#### [Task instructions]
Copy every record below, exactly as written.

(Stored data entries)
──────────────────────────────

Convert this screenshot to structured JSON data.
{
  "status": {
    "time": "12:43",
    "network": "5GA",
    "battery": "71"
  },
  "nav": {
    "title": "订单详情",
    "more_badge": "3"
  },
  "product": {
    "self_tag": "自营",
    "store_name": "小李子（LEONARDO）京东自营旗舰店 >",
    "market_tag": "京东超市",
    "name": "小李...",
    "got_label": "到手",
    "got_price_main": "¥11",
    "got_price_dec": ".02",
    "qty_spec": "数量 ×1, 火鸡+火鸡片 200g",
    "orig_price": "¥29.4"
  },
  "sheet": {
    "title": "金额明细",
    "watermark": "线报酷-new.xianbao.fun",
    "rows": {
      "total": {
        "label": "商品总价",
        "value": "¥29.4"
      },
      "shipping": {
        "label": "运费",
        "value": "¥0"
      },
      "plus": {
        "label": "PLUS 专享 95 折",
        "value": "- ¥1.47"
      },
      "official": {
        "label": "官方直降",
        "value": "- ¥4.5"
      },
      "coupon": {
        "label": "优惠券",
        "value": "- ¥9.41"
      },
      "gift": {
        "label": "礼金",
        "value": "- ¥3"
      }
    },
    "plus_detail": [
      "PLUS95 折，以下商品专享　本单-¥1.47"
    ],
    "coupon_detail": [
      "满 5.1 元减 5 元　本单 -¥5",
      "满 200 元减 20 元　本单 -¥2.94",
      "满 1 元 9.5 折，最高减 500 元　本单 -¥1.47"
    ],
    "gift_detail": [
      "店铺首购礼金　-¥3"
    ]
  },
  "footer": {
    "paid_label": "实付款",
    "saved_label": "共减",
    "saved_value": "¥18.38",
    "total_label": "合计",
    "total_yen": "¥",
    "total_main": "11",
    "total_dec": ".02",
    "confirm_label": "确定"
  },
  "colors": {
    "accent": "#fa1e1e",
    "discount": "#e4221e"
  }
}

──────────────────────────────

#### [Problem solution]
Convert this screenshot to structured JSON data.
{
  "status": {
    "time": "12:43",
    "network": "5GA",
    "battery": "71"
  },
  "nav": {
    "title": "订单详情",
    "more_badge": "3"
  },
  "product": {
    "self_tag": "自营",
    "store_name": "小李子（LEONARDO）京东自营旗舰店 >",
    "market_tag": "京东超市",
    "name": "小李...",
    "got_label": "到手",
    "got_price_main": "¥11",
    "got_price_dec": ".02",
    "qty_spec": "数量 ×1, 火鸡+火鸡片 200g",
    "orig_price": "¥29.4"
  },
  "sheet": {
    "title": "金额明细",
    "watermark": "线报酷-new.xianbao.fun",
    "rows": {
      "total": {
        "label": "商品总价",
        "value": "¥29.4"
      },
      "shipping": {
        "label": "运费",
        "value": "¥0"
      },
      "plus": {
        "label": "PLUS 专享 95 折",
        "value": "- ¥1.47"
      },
      "official": {
        "label": "官方直降",
        "value": "- ¥4.5"
      },
      "coupon": {
        "label": "优惠券",
        "value": "- ¥9.41"
      },
      "gift": {
        "label": "礼金",
        "value": "- ¥3"
      }
    },
    "plus_detail": [
      "PLUS95 折，以下商品专享　本单-¥1.47"
    ],
    "coupon_detail": [
      "满 5.1 元减 5 元　本单 -¥5",
      "满 200 元减 20 元　本单 -¥2.94",
      "满 1 元 9.5 折，最高减 500 元　本单 -¥1.47"
    ],
    "gift_detail": [
      "店铺首购礼金　-¥3"
    ]
  },
  "footer": {
    "paid_label": "实付款",
    "saved_label": "共减",
    "saved_value": "¥18.38",
    "total_label": "合计",
    "total_yen": "¥",
    "total_main": "11",
    "total_dec": ".02",
    "confirm_label": "确定"
  },
  "colors": {
    "accent": "#fa1e1e",
    "discount": "#e4221e"
  }
}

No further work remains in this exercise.